**Given records:**
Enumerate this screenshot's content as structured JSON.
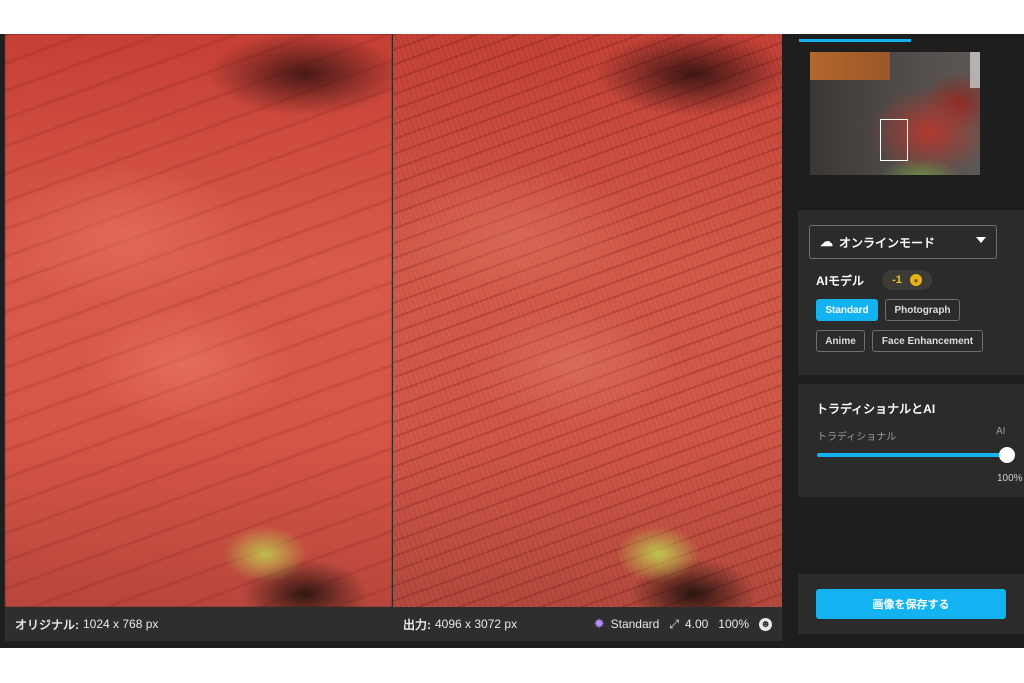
{
  "status": {
    "original_label": "オリジナル:",
    "original_size": "1024 x 768 px",
    "output_label": "出力:",
    "output_size": "4096 x 3072 px",
    "model": "Standard",
    "scale": "4.00",
    "zoom": "100%",
    "icons": [
      "sparkle-icon",
      "expand-icon",
      "smile-icon"
    ]
  },
  "sidebar": {
    "mode": "オンラインモード",
    "ai_model_label": "AIモデル",
    "credit": "-1",
    "models": [
      "Standard",
      "Photograph",
      "Anime",
      "Face Enhancement"
    ],
    "selected_model": "Standard",
    "blend_title": "トラディショナルとAI",
    "slider_left_label": "トラディショナル",
    "slider_right_label": "AI",
    "slider_value": 1.0,
    "slider_percent": "100%",
    "save_button": "画像を保存する"
  },
  "colors": {
    "accent": "#13b3f2",
    "panel": "#2b2b2b",
    "background": "#1e1e1e",
    "credit_text": "#f0c020"
  }
}
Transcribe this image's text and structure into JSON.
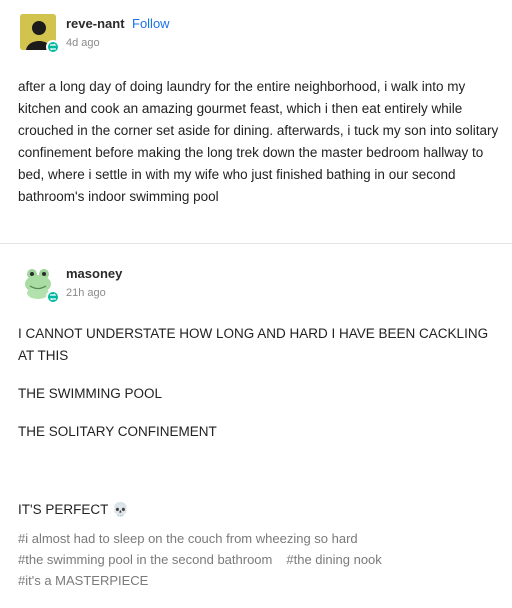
{
  "post1": {
    "username": "reve-nant",
    "follow_label": "Follow",
    "time": "4d ago",
    "text": "after a long day of doing laundry for the entire neighborhood, i walk into my kitchen and cook an amazing gourmet feast, which i then eat entirely while crouched in the corner set aside for dining. afterwards, i tuck my son into solitary confinement before making the long trek down the master bedroom hallway to bed, where i settle in with my wife who just finished bathing in our second bathroom's indoor swimming pool"
  },
  "post2": {
    "username": "masoney",
    "time": "21h ago",
    "paragraphs": [
      "I CANNOT UNDERSTATE HOW LONG AND HARD I HAVE BEEN CACKLING AT THIS",
      "THE SWIMMING POOL",
      "THE SOLITARY CONFINEMENT",
      "IT'S PERFECT"
    ],
    "emoji": "💀",
    "tags": [
      "#i almost had to sleep on the couch from wheezing so hard",
      "#the swimming pool in the second bathroom",
      "#the dining nook",
      "#it's a MASTERPIECE"
    ]
  },
  "colors": {
    "follow": "#1a73e8",
    "badge": "#00b8a0",
    "muted": "#8a8a8a"
  }
}
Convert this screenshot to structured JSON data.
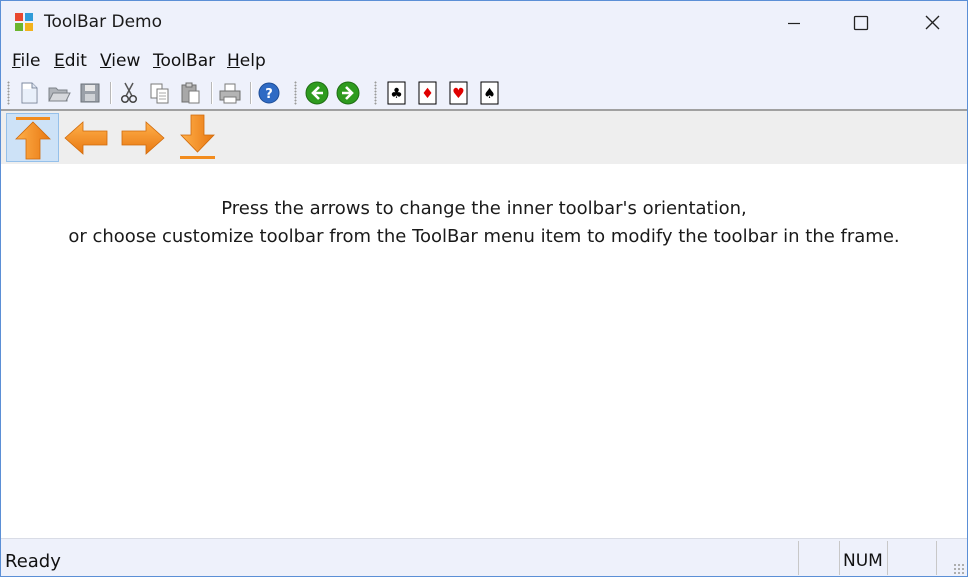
{
  "window": {
    "title": "ToolBar Demo"
  },
  "menu": [
    {
      "mnemonic": "F",
      "rest": "ile"
    },
    {
      "mnemonic": "E",
      "rest": "dit"
    },
    {
      "mnemonic": "V",
      "rest": "iew"
    },
    {
      "mnemonic": "T",
      "rest": "oolBar"
    },
    {
      "mnemonic": "H",
      "rest": "elp"
    }
  ],
  "toolbar_icons": [
    "new-file-icon",
    "open-folder-icon",
    "save-icon",
    "cut-icon",
    "copy-icon",
    "paste-icon",
    "print-icon",
    "help-icon",
    "back-icon",
    "forward-icon",
    "card-clubs-icon",
    "card-diamonds-icon",
    "card-hearts-icon",
    "card-spades-icon"
  ],
  "inner_toolbar": {
    "icons": [
      "arrow-up-icon",
      "arrow-left-icon",
      "arrow-right-icon",
      "arrow-down-icon"
    ],
    "active": "arrow-up-icon"
  },
  "message": {
    "line1": "Press the arrows to change the inner toolbar's orientation,",
    "line2": "or choose customize toolbar from the ToolBar menu item to modify the toolbar in the frame."
  },
  "status": {
    "text": "Ready",
    "num": "NUM"
  },
  "colors": {
    "titlebar": "#eef1fb",
    "arrow": "#f28c1e",
    "nav_green": "#2e9b1f",
    "help_blue": "#2f6bc4",
    "card_red": "#e00000"
  }
}
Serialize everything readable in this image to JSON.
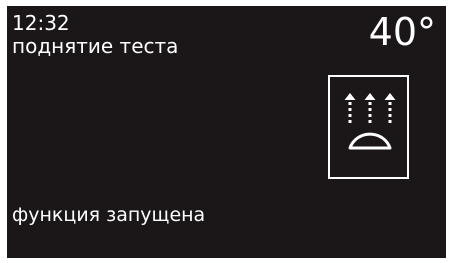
{
  "header": {
    "time": "12:32",
    "program_name": "поднятие теста"
  },
  "temperature": {
    "value": "40°"
  },
  "mode_tile": {
    "icon": "dough-rising-icon",
    "color": "#ffffff"
  },
  "status": {
    "text": "функция запущена"
  },
  "colors": {
    "background": "#1b1718",
    "foreground": "#ffffff",
    "frame": "#ffffff"
  }
}
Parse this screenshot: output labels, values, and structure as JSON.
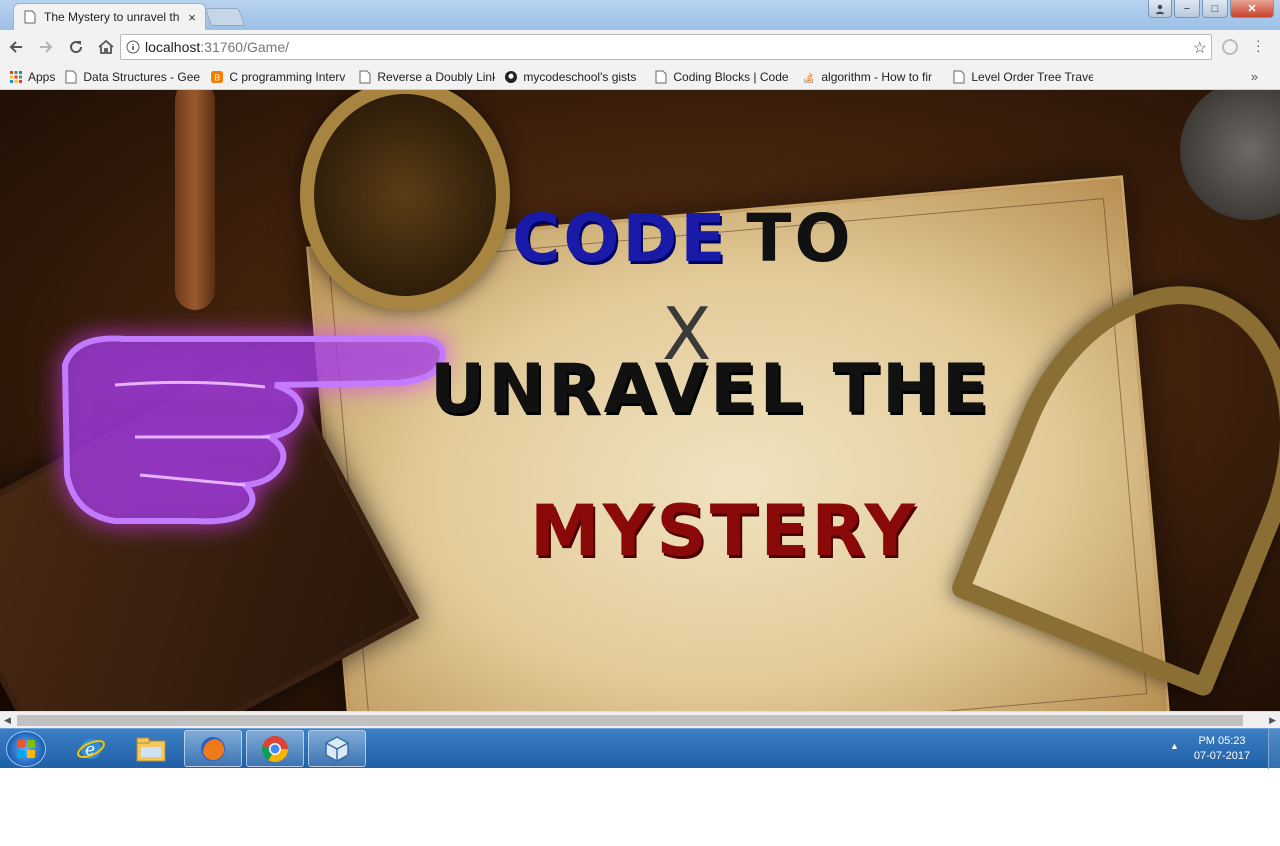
{
  "browser": {
    "tab_title": "The Mystery to unravel th",
    "tab_close": "×",
    "url_host": "localhost",
    "url_rest": ":31760/Game/",
    "window_buttons": {
      "minimize": "−",
      "maximize": "□",
      "close": "✕"
    }
  },
  "bookmarks": [
    {
      "label": "Apps",
      "icon": "apps-grid-icon"
    },
    {
      "label": "Data Structures - Gee",
      "icon": "page-icon"
    },
    {
      "label": "C programming Interv",
      "icon": "blogger-icon"
    },
    {
      "label": "Reverse a Doubly Link",
      "icon": "page-icon"
    },
    {
      "label": "mycodeschool's gists",
      "icon": "github-icon"
    },
    {
      "label": "Coding Blocks | Code",
      "icon": "page-icon"
    },
    {
      "label": "algorithm - How to fir",
      "icon": "stackoverflow-icon"
    },
    {
      "label": "Level Order Tree Trave",
      "icon": "page-icon"
    }
  ],
  "bookmarks_more": "»",
  "game": {
    "headline_word1": "CODE",
    "headline_word2": "TO",
    "headline_x": "X",
    "headline_line2": "UNRAVEL THE",
    "headline_line3": "MYSTERY",
    "colors": {
      "code": "#1a1aa8",
      "black": "#111111",
      "mystery": "#8a0a0a",
      "hand_glow": "#d83bff"
    }
  },
  "taskbar": {
    "apps": [
      "internet-explorer-icon",
      "file-explorer-icon",
      "firefox-icon",
      "chrome-icon",
      "virtualbox-icon"
    ],
    "time": "PM 05:23",
    "date": "07-07-2017",
    "tray_arrow": "▲"
  }
}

**Exercise aim:**
Transcribe the records above exactly, omitting every picture they contain.

**Solution:**
Enumerate this screenshot's content as structured JSON.
{
  "status": {
    "original_label": "オリジナル:",
    "original_size": "1024 x 768 px",
    "output_label": "出力:",
    "output_size": "4096 x 3072 px",
    "model": "Standard",
    "scale": "4.00",
    "zoom": "100%",
    "icons": [
      "sparkle-icon",
      "expand-icon",
      "smile-icon"
    ]
  },
  "sidebar": {
    "mode": "オンラインモード",
    "ai_model_label": "AIモデル",
    "credit": "-1",
    "models": [
      "Standard",
      "Photograph",
      "Anime",
      "Face Enhancement"
    ],
    "selected_model": "Standard",
    "blend_title": "トラディショナルとAI",
    "slider_left_label": "トラディショナル",
    "slider_right_label": "AI",
    "slider_value": 1.0,
    "slider_percent": "100%",
    "save_button": "画像を保存する"
  },
  "colors": {
    "accent": "#13b3f2",
    "panel": "#2b2b2b",
    "background": "#1e1e1e",
    "credit_text": "#f0c020"
  }
}
Transcribe this image's text and structure into JSON.
{
  "post1": {
    "username": "reve-nant",
    "follow_label": "Follow",
    "time": "4d ago",
    "text": "after a long day of doing laundry for the entire neighborhood, i walk into my kitchen and cook an amazing gourmet feast, which i then eat entirely while crouched in the corner set aside for dining. afterwards, i tuck my son into solitary confinement before making the long trek down the master bedroom hallway to bed, where i settle in with my wife who just finished bathing in our second bathroom's indoor swimming pool"
  },
  "post2": {
    "username": "masoney",
    "time": "21h ago",
    "paragraphs": [
      "I CANNOT UNDERSTATE HOW LONG AND HARD I HAVE BEEN CACKLING AT THIS",
      "THE SWIMMING POOL",
      "THE SOLITARY CONFINEMENT",
      "IT'S PERFECT"
    ],
    "emoji": "💀",
    "tags": [
      "#i almost had to sleep on the couch from wheezing so hard",
      "#the swimming pool in the second bathroom",
      "#the dining nook",
      "#it's a MASTERPIECE"
    ]
  },
  "colors": {
    "follow": "#1a73e8",
    "badge": "#00b8a0",
    "muted": "#8a8a8a"
  }
}
Convert this screenshot to structured JSON data.
{
  "window": {
    "title": "ToolBar Demo"
  },
  "menu": [
    {
      "mnemonic": "F",
      "rest": "ile"
    },
    {
      "mnemonic": "E",
      "rest": "dit"
    },
    {
      "mnemonic": "V",
      "rest": "iew"
    },
    {
      "mnemonic": "T",
      "rest": "oolBar"
    },
    {
      "mnemonic": "H",
      "rest": "elp"
    }
  ],
  "toolbar_icons": [
    "new-file-icon",
    "open-folder-icon",
    "save-icon",
    "cut-icon",
    "copy-icon",
    "paste-icon",
    "print-icon",
    "help-icon",
    "back-icon",
    "forward-icon",
    "card-clubs-icon",
    "card-diamonds-icon",
    "card-hearts-icon",
    "card-spades-icon"
  ],
  "inner_toolbar": {
    "icons": [
      "arrow-up-icon",
      "arrow-left-icon",
      "arrow-right-icon",
      "arrow-down-icon"
    ],
    "active": "arrow-up-icon"
  },
  "message": {
    "line1": "Press the arrows to change the inner toolbar's orientation,",
    "line2": "or choose customize toolbar from the ToolBar menu item to modify the toolbar in the frame."
  },
  "status": {
    "text": "Ready",
    "num": "NUM"
  },
  "colors": {
    "titlebar": "#eef1fb",
    "arrow": "#f28c1e",
    "nav_green": "#2e9b1f",
    "help_blue": "#2f6bc4",
    "card_red": "#e00000"
  }
}
Serialize everything readable in this image to JSON.
{
  "header": {
    "time": "12:32",
    "program_name": "поднятие теста"
  },
  "temperature": {
    "value": "40°"
  },
  "mode_tile": {
    "icon": "dough-rising-icon",
    "color": "#ffffff"
  },
  "status": {
    "text": "функция запущена"
  },
  "colors": {
    "background": "#1b1718",
    "foreground": "#ffffff",
    "frame": "#ffffff"
  }
}
Parse this screenshot: output labels, values, and structure as JSON.
{
  "browser": {
    "tab_title": "The Mystery to unravel th",
    "tab_close": "×",
    "url_host": "localhost",
    "url_rest": ":31760/Game/",
    "window_buttons": {
      "minimize": "−",
      "maximize": "□",
      "close": "✕"
    }
  },
  "bookmarks": [
    {
      "label": "Apps",
      "icon": "apps-grid-icon"
    },
    {
      "label": "Data Structures - Gee",
      "icon": "page-icon"
    },
    {
      "label": "C programming Interv",
      "icon": "blogger-icon"
    },
    {
      "label": "Reverse a Doubly Link",
      "icon": "page-icon"
    },
    {
      "label": "mycodeschool's gists",
      "icon": "github-icon"
    },
    {
      "label": "Coding Blocks | Code",
      "icon": "page-icon"
    },
    {
      "label": "algorithm - How to fir",
      "icon": "stackoverflow-icon"
    },
    {
      "label": "Level Order Tree Trave",
      "icon": "page-icon"
    }
  ],
  "bookmarks_more": "»",
  "game": {
    "headline_word1": "CODE",
    "headline_word2": "TO",
    "headline_x": "X",
    "headline_line2": "UNRAVEL THE",
    "headline_line3": "MYSTERY",
    "colors": {
      "code": "#1a1aa8",
      "black": "#111111",
      "mystery": "#8a0a0a",
      "hand_glow": "#d83bff"
    }
  },
  "taskbar": {
    "apps": [
      "internet-explorer-icon",
      "file-explorer-icon",
      "firefox-icon",
      "chrome-icon",
      "virtualbox-icon"
    ],
    "time": "PM 05:23",
    "date": "07-07-2017",
    "tray_arrow": "▲"
  }
}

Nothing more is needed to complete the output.